→ 原始文档:
────────────────────────────────────────
全面分析新浪博客的登錄過程

前言

為什么要拿新浪開刀呢？它是我在做模擬登錄過程中非常難啃的骨頭，相信各位也碰到了這樣問題。所以今天就跟各位一起分析一下這個硬骨頭。

以前的很多關於新浪登錄的大半都是python語言的，這兒，我來個C#的。不知道各位是否給面兒啊。

進入分析過程

1、首先使用http協議的分析工具，查看瀏覽器跟服務器之間的交互是怎么樣的？這里推薦用httpwatch，fiddler2等工具。然后就使用瀏覽器登陸吧，經過查看，這個登錄過程基本有4、5次請求，這樣頻繁的請求，用於在登陸過程上，可算是用心良苦啊。其中黃色的就是請求的關鍵點。

2、這里我們鍵盤ctrl+F，尋找交互過程中輸入的用戶名，密碼等參數，就不難發現

http://login.sina.com.cn/sso/prelogin.php?entry=boke&callback=sinaSSOController.preloginCallBack&su=bm9uZ2NodWFuZzA1NTIwMSU0MHNpbmEuY24%3D&rsakt=mod&client=ssologin.js(v1.4.11)&_=1377775419738

這條請求，點擊Raw之后，發現了他post出去的各種參數。

具體的可以切換到webforms標簽。看看這家伙到點在用什么加密方式。哦，天啊，su，sp，第一眼，我就知道下面的2個不是好東西（經過加密處理）。想法辦法解密吧。

解密su，sp參數，實現POST成功提交

1、解密su，這個參數是經過Base64加密的，如果不知道是什么加密的出來的，還是非常難猜的，這里就提供了一下解密方法。

Encoding.Default.GetString(Convert.FromBase64String("bm9uZ2NodWFuZzA1NTIwMSU0MHNpbmEuY24="))
────────────────────────────────────────
[数据集中的记录]

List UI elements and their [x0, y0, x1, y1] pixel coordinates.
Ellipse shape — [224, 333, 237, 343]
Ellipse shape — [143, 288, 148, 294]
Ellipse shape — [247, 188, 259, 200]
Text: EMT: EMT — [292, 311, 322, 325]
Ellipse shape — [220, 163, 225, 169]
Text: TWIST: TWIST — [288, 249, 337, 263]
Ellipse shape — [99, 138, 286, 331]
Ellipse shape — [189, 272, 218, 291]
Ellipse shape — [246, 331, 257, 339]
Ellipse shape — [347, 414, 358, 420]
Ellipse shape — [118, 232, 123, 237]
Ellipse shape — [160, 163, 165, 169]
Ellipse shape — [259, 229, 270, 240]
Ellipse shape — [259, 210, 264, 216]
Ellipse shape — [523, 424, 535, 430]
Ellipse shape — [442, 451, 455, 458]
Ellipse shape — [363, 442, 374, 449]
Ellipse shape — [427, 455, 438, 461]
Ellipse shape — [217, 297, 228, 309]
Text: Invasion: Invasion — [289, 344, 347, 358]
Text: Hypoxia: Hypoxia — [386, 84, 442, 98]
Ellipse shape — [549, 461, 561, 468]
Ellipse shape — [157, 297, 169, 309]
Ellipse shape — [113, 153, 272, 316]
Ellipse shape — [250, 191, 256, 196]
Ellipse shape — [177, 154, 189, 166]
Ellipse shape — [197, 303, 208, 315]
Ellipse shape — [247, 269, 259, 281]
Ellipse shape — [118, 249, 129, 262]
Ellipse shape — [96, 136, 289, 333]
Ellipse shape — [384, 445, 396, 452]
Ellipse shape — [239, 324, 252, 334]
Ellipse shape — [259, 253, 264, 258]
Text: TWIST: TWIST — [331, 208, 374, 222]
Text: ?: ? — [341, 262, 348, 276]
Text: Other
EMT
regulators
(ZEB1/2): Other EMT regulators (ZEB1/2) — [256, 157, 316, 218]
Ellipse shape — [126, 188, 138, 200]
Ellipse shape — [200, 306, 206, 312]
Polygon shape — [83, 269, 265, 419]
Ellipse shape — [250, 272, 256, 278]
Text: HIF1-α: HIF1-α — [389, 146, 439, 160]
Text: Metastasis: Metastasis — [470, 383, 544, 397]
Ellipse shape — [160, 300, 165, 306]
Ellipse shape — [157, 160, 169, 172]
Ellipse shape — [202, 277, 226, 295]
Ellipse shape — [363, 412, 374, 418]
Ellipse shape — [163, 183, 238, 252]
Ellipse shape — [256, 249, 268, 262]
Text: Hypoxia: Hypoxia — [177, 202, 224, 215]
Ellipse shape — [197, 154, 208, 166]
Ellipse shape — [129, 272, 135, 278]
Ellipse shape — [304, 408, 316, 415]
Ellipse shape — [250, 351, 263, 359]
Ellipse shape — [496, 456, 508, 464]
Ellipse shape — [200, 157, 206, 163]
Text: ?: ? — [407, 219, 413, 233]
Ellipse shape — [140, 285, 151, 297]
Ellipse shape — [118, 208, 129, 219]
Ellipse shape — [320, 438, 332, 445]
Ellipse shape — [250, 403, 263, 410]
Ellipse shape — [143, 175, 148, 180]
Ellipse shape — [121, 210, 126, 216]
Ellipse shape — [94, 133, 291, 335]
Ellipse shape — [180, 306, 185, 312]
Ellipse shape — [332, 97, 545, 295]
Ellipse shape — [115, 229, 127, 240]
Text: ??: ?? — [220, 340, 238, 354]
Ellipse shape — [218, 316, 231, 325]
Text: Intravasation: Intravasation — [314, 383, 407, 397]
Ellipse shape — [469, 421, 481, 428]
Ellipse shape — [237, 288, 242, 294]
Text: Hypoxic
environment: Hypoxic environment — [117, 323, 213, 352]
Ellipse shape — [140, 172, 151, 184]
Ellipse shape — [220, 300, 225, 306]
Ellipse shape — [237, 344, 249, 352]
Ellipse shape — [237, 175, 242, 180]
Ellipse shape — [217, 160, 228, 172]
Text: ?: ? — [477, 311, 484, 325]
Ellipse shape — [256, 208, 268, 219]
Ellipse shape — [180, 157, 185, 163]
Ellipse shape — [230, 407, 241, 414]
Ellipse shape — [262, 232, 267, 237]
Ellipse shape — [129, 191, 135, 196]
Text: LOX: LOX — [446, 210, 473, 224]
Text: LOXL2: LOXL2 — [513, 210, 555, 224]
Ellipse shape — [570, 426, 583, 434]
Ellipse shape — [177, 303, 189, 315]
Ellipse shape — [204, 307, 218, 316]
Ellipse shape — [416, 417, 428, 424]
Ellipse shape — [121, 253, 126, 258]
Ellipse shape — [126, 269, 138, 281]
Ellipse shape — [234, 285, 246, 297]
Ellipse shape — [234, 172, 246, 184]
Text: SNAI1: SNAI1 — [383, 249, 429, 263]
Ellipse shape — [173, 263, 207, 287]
────────────────────────────────────────
→ 任务 A:
把原始文档中的“這條請求，點擊Raw之后，發現了他post出去的各種參數。”这句话译成英语。
→ 任务 B:
下列说法是否与原始文档相符？请逐条回答“是”或“否”，并一字不差地引用原始文档中起决定作用的原句。
(i) 作者推荐用httpwatch、fiddler2等工具查看浏览器和服务器之间的交互。
(ii) 作者这次用python语言来分析新浪的登录。
(iii) 新浪博客的登录过程只需要一次请求。
→ 任务 C:
一字不改地抄下原始文档里从“以前的很多關於新浪登錄的大半”开始、到“加密處理）。想法辦法解密吧。”结束的部分，这两处也要抄进去。
作答时只以原始文档为依据。

→ 参考答案 A:
For this request, after clicking Raw, I found the various parameters it posts.

→ 参考答案 B:
(i) 是。“這里推薦用httpwatch，fiddler2等工具。”
(ii) 否。“這兒，我來個C#的。”
(iii) 否。“這個登錄過程基本有4、5次請求”

→ 参考答案 C:
以前的很多關於新浪登錄的大半都是python語言的，這兒，我來個C#的。不知道各位是否給面兒啊。

進入分析過程

1、首先使用http協議的分析工具，查看瀏覽器跟服務器之間的交互是怎么樣的？這里推薦用httpwatch，fiddler2等工具。然后就使用瀏覽器登陸吧，經過查看，這個登錄過程基本有4、5次請求，這樣頻繁的請求，用於在登陸過程上，可算是用心良苦啊。其中黃色的就是請求的關鍵點。

2、這里我們鍵盤ctrl+F，尋找交互過程中輸入的用戶名，密碼等參數，就不難發現

http://login.sina.com.cn/sso/prelogin.php?entry=boke&callback=sinaSSOController.preloginCallBack&su=bm9uZ2NodWFuZzA1NTIwMSU0MHNpbmEuY24%3D&rsakt=mod&client=ssologin.js(v1.4.11)&_=1377775419738

這條請求，點擊Raw之后，發現了他post出去的各種參數。

具體的可以切換到webforms標簽。看看這家伙到點在用什么加密方式。哦，天啊，su，sp，第一眼，我就知道下面的2個不是好東西（經過加密處理）。想法辦法解密吧。